» **DIRECTIVE**
Transcribe all the entries word for word, skipping the pictures.
+---+
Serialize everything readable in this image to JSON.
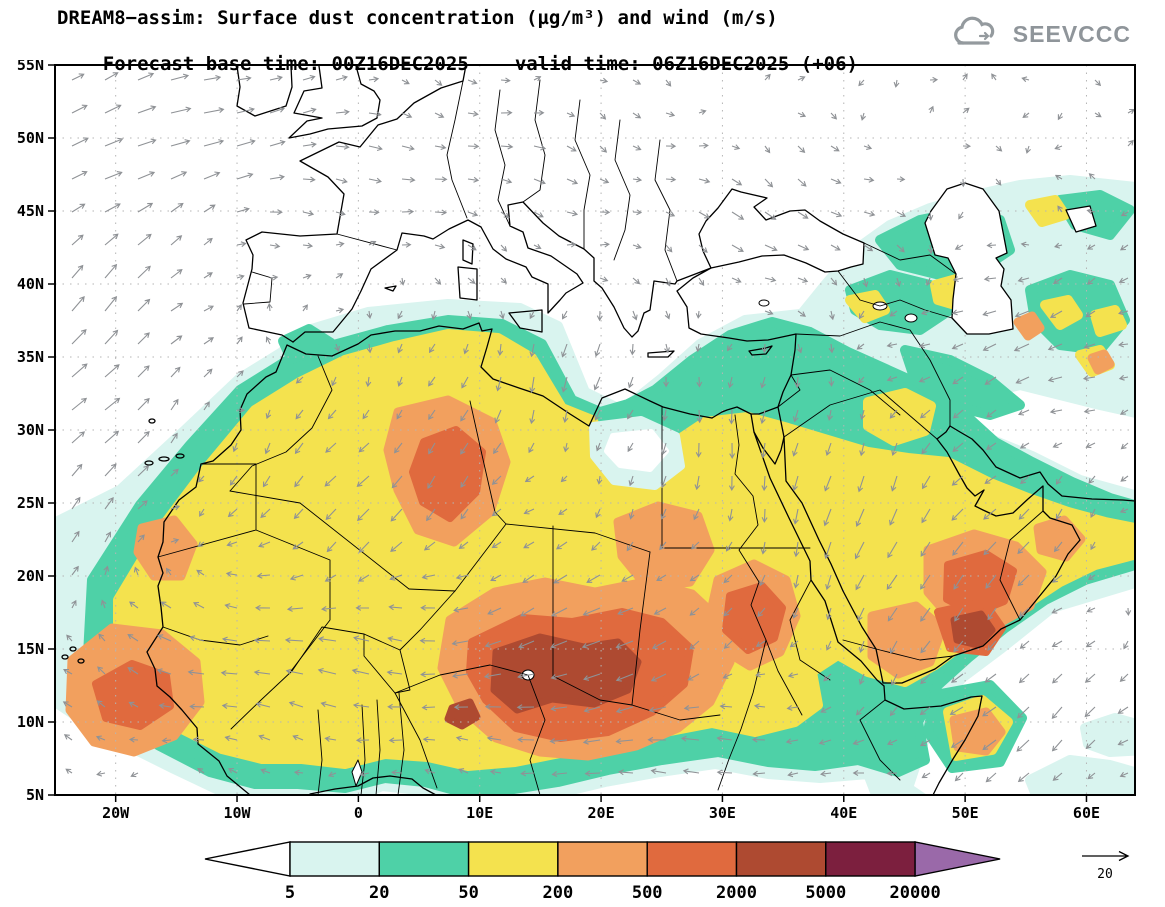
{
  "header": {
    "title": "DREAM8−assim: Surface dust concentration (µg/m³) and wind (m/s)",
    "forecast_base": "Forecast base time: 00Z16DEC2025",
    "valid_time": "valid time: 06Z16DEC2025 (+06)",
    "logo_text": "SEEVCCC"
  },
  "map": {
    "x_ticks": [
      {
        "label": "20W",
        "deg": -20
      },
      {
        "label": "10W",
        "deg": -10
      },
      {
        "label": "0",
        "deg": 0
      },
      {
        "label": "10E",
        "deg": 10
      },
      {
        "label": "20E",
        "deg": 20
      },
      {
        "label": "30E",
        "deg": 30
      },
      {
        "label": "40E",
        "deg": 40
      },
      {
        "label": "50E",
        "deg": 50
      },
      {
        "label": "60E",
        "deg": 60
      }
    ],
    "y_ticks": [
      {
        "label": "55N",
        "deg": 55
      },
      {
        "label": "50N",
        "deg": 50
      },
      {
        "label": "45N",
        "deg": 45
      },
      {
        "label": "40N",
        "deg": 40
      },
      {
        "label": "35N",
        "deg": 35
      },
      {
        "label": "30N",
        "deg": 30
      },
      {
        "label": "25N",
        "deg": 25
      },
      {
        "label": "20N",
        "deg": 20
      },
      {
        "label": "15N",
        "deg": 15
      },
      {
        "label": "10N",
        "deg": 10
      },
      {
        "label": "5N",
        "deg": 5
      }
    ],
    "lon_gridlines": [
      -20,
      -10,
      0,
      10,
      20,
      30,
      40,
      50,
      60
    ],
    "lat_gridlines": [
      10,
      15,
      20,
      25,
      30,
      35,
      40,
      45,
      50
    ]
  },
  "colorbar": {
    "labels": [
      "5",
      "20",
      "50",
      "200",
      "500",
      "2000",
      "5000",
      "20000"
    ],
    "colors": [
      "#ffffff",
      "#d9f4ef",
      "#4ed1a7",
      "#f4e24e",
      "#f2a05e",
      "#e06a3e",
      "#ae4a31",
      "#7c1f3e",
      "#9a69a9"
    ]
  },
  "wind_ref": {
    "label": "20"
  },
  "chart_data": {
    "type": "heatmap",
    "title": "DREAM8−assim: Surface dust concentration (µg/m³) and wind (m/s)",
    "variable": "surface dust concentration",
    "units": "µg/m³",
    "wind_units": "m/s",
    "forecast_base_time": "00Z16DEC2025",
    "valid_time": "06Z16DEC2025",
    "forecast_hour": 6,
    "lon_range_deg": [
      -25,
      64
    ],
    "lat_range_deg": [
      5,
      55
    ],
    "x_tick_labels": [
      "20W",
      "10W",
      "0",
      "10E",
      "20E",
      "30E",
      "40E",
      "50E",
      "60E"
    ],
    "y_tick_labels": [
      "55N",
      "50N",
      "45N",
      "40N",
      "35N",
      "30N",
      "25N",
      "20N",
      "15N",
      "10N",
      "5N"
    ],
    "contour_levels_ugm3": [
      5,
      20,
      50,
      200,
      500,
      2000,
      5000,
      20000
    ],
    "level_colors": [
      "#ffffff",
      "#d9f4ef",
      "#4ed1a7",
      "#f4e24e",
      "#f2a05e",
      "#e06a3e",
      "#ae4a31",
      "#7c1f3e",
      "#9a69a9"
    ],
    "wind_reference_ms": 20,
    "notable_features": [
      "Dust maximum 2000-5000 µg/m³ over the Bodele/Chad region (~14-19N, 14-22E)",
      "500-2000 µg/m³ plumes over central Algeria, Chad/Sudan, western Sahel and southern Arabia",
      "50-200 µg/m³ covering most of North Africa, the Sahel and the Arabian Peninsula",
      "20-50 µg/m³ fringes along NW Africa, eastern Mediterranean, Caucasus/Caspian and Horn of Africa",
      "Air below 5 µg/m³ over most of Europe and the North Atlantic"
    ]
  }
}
+---+
» **FINISHED EXERCISE**
Serialize everything readable in this image to JSON.
{
  "header": {
    "title": "DREAM8−assim: Surface dust concentration (µg/m³) and wind (m/s)",
    "forecast_base": "Forecast base time: 00Z16DEC2025",
    "valid_time": "valid time: 06Z16DEC2025 (+06)",
    "logo_text": "SEEVCCC"
  },
  "map": {
    "x_ticks": [
      {
        "label": "20W",
        "deg": -20
      },
      {
        "label": "10W",
        "deg": -10
      },
      {
        "label": "0",
        "deg": 0
      },
      {
        "label": "10E",
        "deg": 10
      },
      {
        "label": "20E",
        "deg": 20
      },
      {
        "label": "30E",
        "deg": 30
      },
      {
        "label": "40E",
        "deg": 40
      },
      {
        "label": "50E",
        "deg": 50
      },
      {
        "label": "60E",
        "deg": 60
      }
    ],
    "y_ticks": [
      {
        "label": "55N",
        "deg": 55
      },
      {
        "label": "50N",
        "deg": 50
      },
      {
        "label": "45N",
        "deg": 45
      },
      {
        "label": "40N",
        "deg": 40
      },
      {
        "label": "35N",
        "deg": 35
      },
      {
        "label": "30N",
        "deg": 30
      },
      {
        "label": "25N",
        "deg": 25
      },
      {
        "label": "20N",
        "deg": 20
      },
      {
        "label": "15N",
        "deg": 15
      },
      {
        "label": "10N",
        "deg": 10
      },
      {
        "label": "5N",
        "deg": 5
      }
    ],
    "lon_gridlines": [
      -20,
      -10,
      0,
      10,
      20,
      30,
      40,
      50,
      60
    ],
    "lat_gridlines": [
      10,
      15,
      20,
      25,
      30,
      35,
      40,
      45,
      50
    ]
  },
  "colorbar": {
    "labels": [
      "5",
      "20",
      "50",
      "200",
      "500",
      "2000",
      "5000",
      "20000"
    ],
    "colors": [
      "#ffffff",
      "#d9f4ef",
      "#4ed1a7",
      "#f4e24e",
      "#f2a05e",
      "#e06a3e",
      "#ae4a31",
      "#7c1f3e",
      "#9a69a9"
    ]
  },
  "wind_ref": {
    "label": "20"
  },
  "chart_data": {
    "type": "heatmap",
    "title": "DREAM8−assim: Surface dust concentration (µg/m³) and wind (m/s)",
    "variable": "surface dust concentration",
    "units": "µg/m³",
    "wind_units": "m/s",
    "forecast_base_time": "00Z16DEC2025",
    "valid_time": "06Z16DEC2025",
    "forecast_hour": 6,
    "lon_range_deg": [
      -25,
      64
    ],
    "lat_range_deg": [
      5,
      55
    ],
    "x_tick_labels": [
      "20W",
      "10W",
      "0",
      "10E",
      "20E",
      "30E",
      "40E",
      "50E",
      "60E"
    ],
    "y_tick_labels": [
      "55N",
      "50N",
      "45N",
      "40N",
      "35N",
      "30N",
      "25N",
      "20N",
      "15N",
      "10N",
      "5N"
    ],
    "contour_levels_ugm3": [
      5,
      20,
      50,
      200,
      500,
      2000,
      5000,
      20000
    ],
    "level_colors": [
      "#ffffff",
      "#d9f4ef",
      "#4ed1a7",
      "#f4e24e",
      "#f2a05e",
      "#e06a3e",
      "#ae4a31",
      "#7c1f3e",
      "#9a69a9"
    ],
    "wind_reference_ms": 20,
    "notable_features": [
      "Dust maximum 2000-5000 µg/m³ over the Bodele/Chad region (~14-19N, 14-22E)",
      "500-2000 µg/m³ plumes over central Algeria, Chad/Sudan, western Sahel and southern Arabia",
      "50-200 µg/m³ covering most of North Africa, the Sahel and the Arabian Peninsula",
      "20-50 µg/m³ fringes along NW Africa, eastern Mediterranean, Caucasus/Caspian and Horn of Africa",
      "Air below 5 µg/m³ over most of Europe and the North Atlantic"
    ]
  }
}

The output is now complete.